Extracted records

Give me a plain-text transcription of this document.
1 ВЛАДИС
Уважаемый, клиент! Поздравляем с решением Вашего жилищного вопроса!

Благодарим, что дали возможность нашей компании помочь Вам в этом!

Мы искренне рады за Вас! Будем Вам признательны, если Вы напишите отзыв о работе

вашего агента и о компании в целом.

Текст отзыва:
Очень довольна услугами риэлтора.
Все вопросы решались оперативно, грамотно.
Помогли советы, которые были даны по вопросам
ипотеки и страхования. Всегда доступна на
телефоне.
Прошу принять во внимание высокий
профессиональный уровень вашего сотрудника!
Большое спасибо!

▶ Task to carry out:
Output all of the data again. Match it exactly.

▶ Output for this exercise:
Give me a plain-text transcription of this document.
1 ВЛАДИС
Уважаемый, клиент! Поздравляем с решением Вашего жилищного вопроса!

Благодарим, что дали возможность нашей компании помочь Вам в этом!

Мы искренне рады за Вас! Будем Вам признательны, если Вы напишите отзыв о работе

вашего агента и о компании в целом.

Текст отзыва:
Очень довольна услугами риэлтора.
Все вопросы решались оперативно, грамотно.
Помогли советы, которые были даны по вопросам
ипотеки и страхования. Всегда доступна на
телефоне.
Прошу принять во внимание высокий
профессиональный уровень вашего сотрудника!
Большое спасибо!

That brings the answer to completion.